▶ **YOUR TASK**
Only the pictures are to be left out; set down the rest of the records exactly.

(Part of a data file)
• • •

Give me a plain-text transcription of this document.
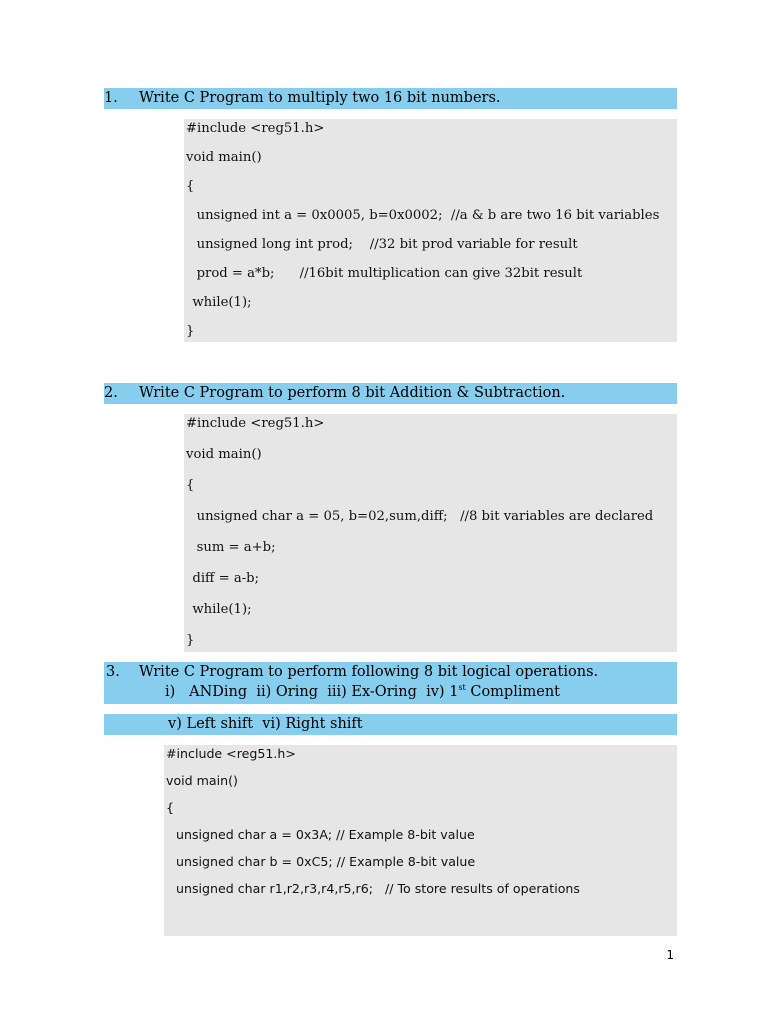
1. Write C Program to multiply two 16 bit numbers.
#include <reg51.h>
void main()
{
unsigned int a = 0x0005, b=0x0002;  //a & b are two 16 bit variables
unsigned long int prod;    //32 bit prod variable for result
prod = a*b;      //16bit multiplication can give 32bit result
while(1);
}
2. Write C Program to perform 8 bit Addition & Subtraction.
#include <reg51.h>
void main()
{
unsigned char a = 05, b=02,sum,diff;   //8 bit variables are declared
sum = a+b;
diff = a-b;
while(1);
}
3. Write C Program to perform following 8 bit logical operations.
i)   ANDing  ii) Oring  iii) Ex-Oring  iv) 1st Compliment
v) Left shift  vi) Right shift
#include <reg51.h>
void main()
{
unsigned char a = 0x3A; // Example 8-bit value
unsigned char b = 0xC5; // Example 8-bit value
unsigned char r1,r2,r3,r4,r5,r6;   // To store results of operations
1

• • •

▶ **ANSWER TO THIS TASK**
Give me a plain-text transcription of this document.
1. Write C Program to multiply two 16 bit numbers.
#include <reg51.h>
void main()
{
unsigned int a = 0x0005, b=0x0002;  //a & b are two 16 bit variables
unsigned long int prod;    //32 bit prod variable for result
prod = a*b;      //16bit multiplication can give 32bit result
while(1);
}
2. Write C Program to perform 8 bit Addition & Subtraction.
#include <reg51.h>
void main()
{
unsigned char a = 05, b=02,sum,diff;   //8 bit variables are declared
sum = a+b;
diff = a-b;
while(1);
}
3. Write C Program to perform following 8 bit logical operations.
i)   ANDing  ii) Oring  iii) Ex-Oring  iv) 1st Compliment
v) Left shift  vi) Right shift
#include <reg51.h>
void main()
{
unsigned char a = 0x3A; // Example 8-bit value
unsigned char b = 0xC5; // Example 8-bit value
unsigned char r1,r2,r3,r4,r5,r6;   // To store results of operations
1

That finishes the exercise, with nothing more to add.